**EXERCISE**
Search the records for the word "mant" and pick out every line that has it.

**INFORMATION GIVEN**
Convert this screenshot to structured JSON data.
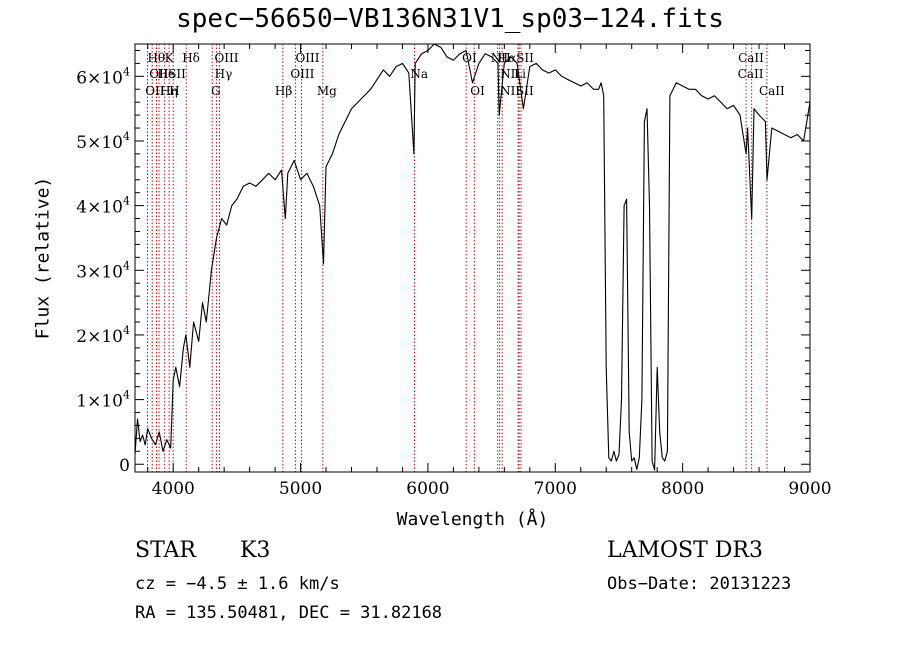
{
  "chart_data": {
    "type": "line",
    "title": "spec−56650−VB136N31V1_sp03−124.fits",
    "xlabel": "Wavelength (Å)",
    "ylabel": "Flux (relative)",
    "xlim": [
      3700,
      9000
    ],
    "ylim": [
      -1200,
      65000
    ],
    "x_ticks": [
      {
        "value": 4000,
        "label": "4000"
      },
      {
        "value": 5000,
        "label": "5000"
      },
      {
        "value": 6000,
        "label": "6000"
      },
      {
        "value": 7000,
        "label": "7000"
      },
      {
        "value": 8000,
        "label": "8000"
      },
      {
        "value": 9000,
        "label": "9000"
      }
    ],
    "y_ticks": [
      {
        "value": 0,
        "mant": "0",
        "exp": ""
      },
      {
        "value": 10000,
        "mant": "1×10",
        "exp": "4"
      },
      {
        "value": 20000,
        "mant": "2×10",
        "exp": "4"
      },
      {
        "value": 30000,
        "mant": "3×10",
        "exp": "4"
      },
      {
        "value": 40000,
        "mant": "4×10",
        "exp": "4"
      },
      {
        "value": 50000,
        "mant": "5×10",
        "exp": "4"
      },
      {
        "value": 60000,
        "mant": "6×10",
        "exp": "4"
      }
    ],
    "spectrum": {
      "name": "flux",
      "x": [
        3700,
        3720,
        3740,
        3760,
        3780,
        3800,
        3830,
        3860,
        3890,
        3920,
        3950,
        3980,
        4000,
        4020,
        4050,
        4080,
        4100,
        4130,
        4160,
        4200,
        4230,
        4260,
        4300,
        4340,
        4380,
        4420,
        4460,
        4500,
        4550,
        4600,
        4650,
        4700,
        4750,
        4800,
        4850,
        4880,
        4900,
        4950,
        5000,
        5050,
        5100,
        5150,
        5180,
        5200,
        5250,
        5300,
        5350,
        5400,
        5450,
        5500,
        5550,
        5600,
        5650,
        5700,
        5750,
        5800,
        5850,
        5890,
        5900,
        5950,
        6000,
        6050,
        6100,
        6150,
        6200,
        6250,
        6300,
        6350,
        6400,
        6450,
        6500,
        6550,
        6560,
        6600,
        6650,
        6700,
        6750,
        6800,
        6850,
        6900,
        6950,
        7000,
        7050,
        7100,
        7150,
        7200,
        7250,
        7300,
        7340,
        7360,
        7380,
        7400,
        7420,
        7440,
        7460,
        7480,
        7500,
        7520,
        7540,
        7560,
        7580,
        7600,
        7620,
        7640,
        7660,
        7680,
        7700,
        7720,
        7740,
        7760,
        7780,
        7800,
        7820,
        7840,
        7860,
        7880,
        7900,
        7950,
        8000,
        8050,
        8100,
        8150,
        8200,
        8250,
        8300,
        8350,
        8400,
        8450,
        8498,
        8510,
        8542,
        8560,
        8600,
        8650,
        8662,
        8700,
        8750,
        8800,
        8850,
        8900,
        8950,
        9000
      ],
      "y": [
        1500,
        7000,
        3500,
        4500,
        3000,
        5500,
        4000,
        3000,
        5000,
        2000,
        3800,
        2500,
        13000,
        15000,
        12000,
        18000,
        20000,
        15000,
        22000,
        19000,
        25000,
        22000,
        30000,
        35000,
        38000,
        37000,
        40000,
        41000,
        43000,
        43500,
        43000,
        44000,
        45000,
        44000,
        45500,
        38000,
        45000,
        47000,
        44000,
        45000,
        43000,
        40000,
        31000,
        46000,
        48000,
        51000,
        53000,
        55000,
        56000,
        57000,
        58000,
        59500,
        61000,
        60000,
        61500,
        62000,
        60500,
        48000,
        62000,
        63500,
        64000,
        65000,
        64500,
        63000,
        62500,
        63500,
        64000,
        59000,
        62000,
        63500,
        63000,
        62000,
        54000,
        62000,
        63000,
        62000,
        55000,
        61500,
        62000,
        61000,
        60500,
        61000,
        60000,
        59500,
        59000,
        58500,
        59000,
        58000,
        58000,
        59000,
        57000,
        15000,
        1000,
        500,
        2000,
        500,
        1500,
        10000,
        40000,
        41000,
        5000,
        500,
        1000,
        -800,
        1000,
        10000,
        53000,
        55000,
        40000,
        500,
        -900,
        15000,
        5000,
        1000,
        500,
        2000,
        57000,
        59000,
        58500,
        58000,
        58000,
        57000,
        56500,
        57000,
        56000,
        55000,
        55500,
        54000,
        48000,
        52000,
        38000,
        55000,
        54000,
        53000,
        44000,
        52000,
        51500,
        51000,
        50500,
        51000,
        50000,
        56000
      ]
    },
    "lines": [
      {
        "wave": 3798,
        "label": "Hθ",
        "row": 1,
        "dx": 0
      },
      {
        "wave": 3835,
        "label": "OII",
        "row": 2,
        "dx": -3
      },
      {
        "wave": 3835,
        "label": "OII",
        "row": 3,
        "dx": -7
      },
      {
        "wave": 3869,
        "label": "He",
        "row": 2,
        "dx": 1
      },
      {
        "wave": 3889,
        "label": "Hη",
        "row": 3,
        "dx": 1
      },
      {
        "wave": 3933,
        "label": "K",
        "row": 1,
        "dx": 0
      },
      {
        "wave": 3968,
        "label": "H",
        "row": 3,
        "dx": 0
      },
      {
        "wave": 4000,
        "label": "SII",
        "row": 2,
        "dx": -5
      },
      {
        "wave": 4102,
        "label": "Hδ",
        "row": 1,
        "dx": -4
      },
      {
        "wave": 4306,
        "label": "G",
        "row": 3,
        "dx": -1
      },
      {
        "wave": 4341,
        "label": "Hγ",
        "row": 2,
        "dx": -2
      },
      {
        "wave": 4363,
        "label": "OIII",
        "row": 1,
        "dx": -5
      },
      {
        "wave": 4861,
        "label": "Hβ",
        "row": 3,
        "dx": -8
      },
      {
        "wave": 4959,
        "label": "OIII",
        "row": 2,
        "dx": -5
      },
      {
        "wave": 5007,
        "label": "OIII",
        "row": 1,
        "dx": -6
      },
      {
        "wave": 5175,
        "label": "Mg",
        "row": 3,
        "dx": -6
      },
      {
        "wave": 5894,
        "label": "Na",
        "row": 2,
        "dx": -4
      },
      {
        "wave": 6300,
        "label": "OI",
        "row": 1,
        "dx": -4
      },
      {
        "wave": 6364,
        "label": "OI",
        "row": 3,
        "dx": -4
      },
      {
        "wave": 6548,
        "label": "NII",
        "row": 1,
        "dx": -7
      },
      {
        "wave": 6563,
        "label": "Hα",
        "row": 1,
        "dx": -2
      },
      {
        "wave": 6583,
        "label": "NII",
        "row": 2,
        "dx": -2
      },
      {
        "wave": 6583,
        "label": "NII",
        "row": 3,
        "dx": -2
      },
      {
        "wave": 6708,
        "label": "Li",
        "row": 2,
        "dx": -4
      },
      {
        "wave": 6716,
        "label": "SII",
        "row": 1,
        "dx": -3
      },
      {
        "wave": 6731,
        "label": "SII",
        "row": 3,
        "dx": -5
      },
      {
        "wave": 8498,
        "label": "CaII",
        "row": 1,
        "dx": -8
      },
      {
        "wave": 8542,
        "label": "CaII",
        "row": 2,
        "dx": -14
      },
      {
        "wave": 8662,
        "label": "CaII",
        "row": 3,
        "dx": -8
      }
    ]
  },
  "info": {
    "object_class": "STAR",
    "subclass": "K3",
    "survey": "LAMOST DR3",
    "cz": "cz = −4.5 ± 1.6 km/s",
    "obs_date": "Obs−Date: 20131223",
    "radec": "RA = 135.50481, DEC =  31.82168"
  },
  "colors": {
    "spectrum": "#000000",
    "line_markers": "#aa0000",
    "axes": "#000000"
  }
}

**RESULT**
        "mant": "0",
        "mant": "1×10",
        "mant": "2×10",
        "mant": "3×10",
        "mant": "4×10",
        "mant": "5×10",
        "mant": "6×10",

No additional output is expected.